Exercise task — Single out the lines that include the word "score". Copy them.

* * * * * * *

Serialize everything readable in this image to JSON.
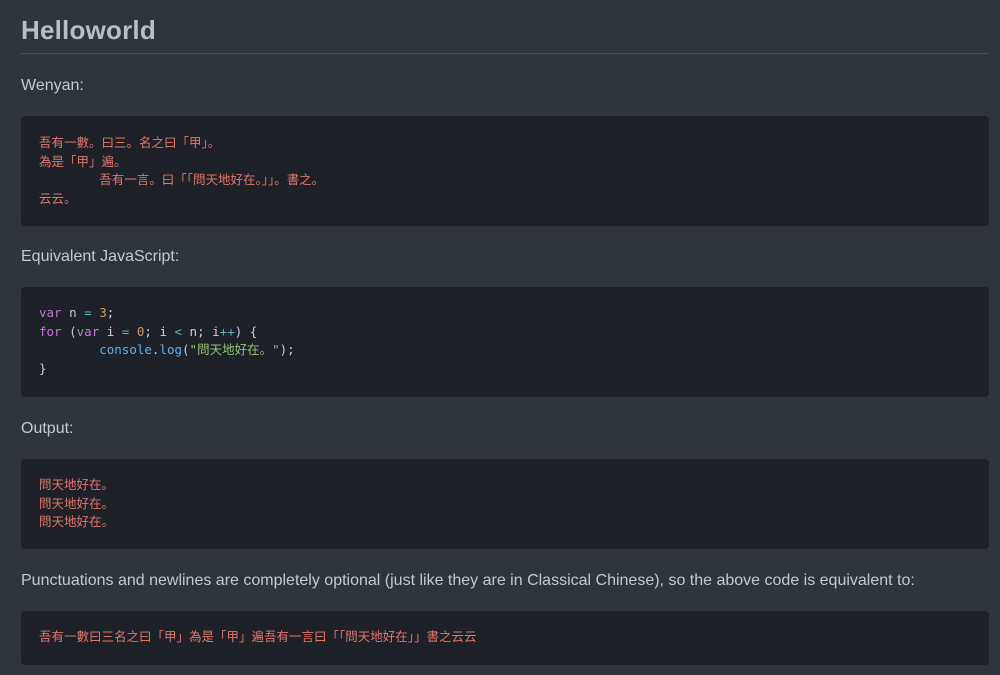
{
  "page": {
    "title": "Helloworld",
    "wenyan_label": "Wenyan:",
    "js_label": "Equivalent JavaScript:",
    "output_label": "Output:",
    "note": "Punctuations and newlines are completely optional (just like they are in Classical Chinese), so the above code is equivalent to:"
  },
  "wenyan_code": {
    "lines": [
      "吾有一數。曰三。名之曰「甲」。",
      "為是「甲」遍。",
      "        吾有一言。曰「「問天地好在。」」。書之。",
      "云云。"
    ]
  },
  "js_code": {
    "line1": {
      "kw": "var",
      "name": " n ",
      "op": "=",
      "num": " 3",
      "end": ";"
    },
    "line2": {
      "kw": "for",
      "p1": " (",
      "kw2": "var",
      "p2": " i ",
      "op1": "=",
      "num": " 0",
      "p3": "; i ",
      "op2": "<",
      "p4": " n; i",
      "op3": "++",
      "p5": ") {"
    },
    "line3": {
      "indent": "        ",
      "obj": "console",
      "dot": ".",
      "fn": "log",
      "p1": "(",
      "str": "\"問天地好在。\"",
      "p2": ");"
    },
    "line4": {
      "close": "}"
    }
  },
  "output_code": {
    "lines": [
      "問天地好在。",
      "問天地好在。",
      "問天地好在。"
    ]
  },
  "compact_code": {
    "line": "吾有一數曰三名之曰「甲」為是「甲」遍吾有一言曰「「問天地好在」」書之云云"
  }
}
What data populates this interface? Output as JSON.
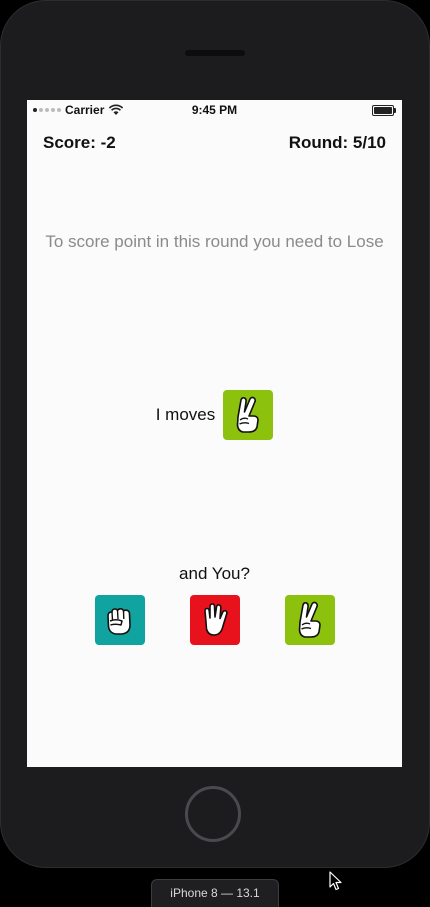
{
  "status_bar": {
    "carrier": "Carrier",
    "time": "9:45 PM"
  },
  "game": {
    "score": "Score: -2",
    "round": "Round: 5/10",
    "instruction": "To score point in this round you need to Lose",
    "ai_label": "I moves",
    "ai_move": {
      "icon": "scissors-hand-icon",
      "color": "#8cc10d"
    },
    "prompt": "and You?",
    "choices": [
      {
        "id": "rock",
        "icon": "fist-icon",
        "color": "#11a3a0"
      },
      {
        "id": "paper",
        "icon": "open-hand-icon",
        "color": "#e8121c"
      },
      {
        "id": "scissors",
        "icon": "scissors-hand-icon",
        "color": "#8cc10d"
      }
    ]
  },
  "simulator": {
    "device_label": "iPhone 8 — 13.1"
  }
}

* * * * * * *

Completed task —
    "score": "Score: -2",
    "instruction": "To score point in this round you need to Lose",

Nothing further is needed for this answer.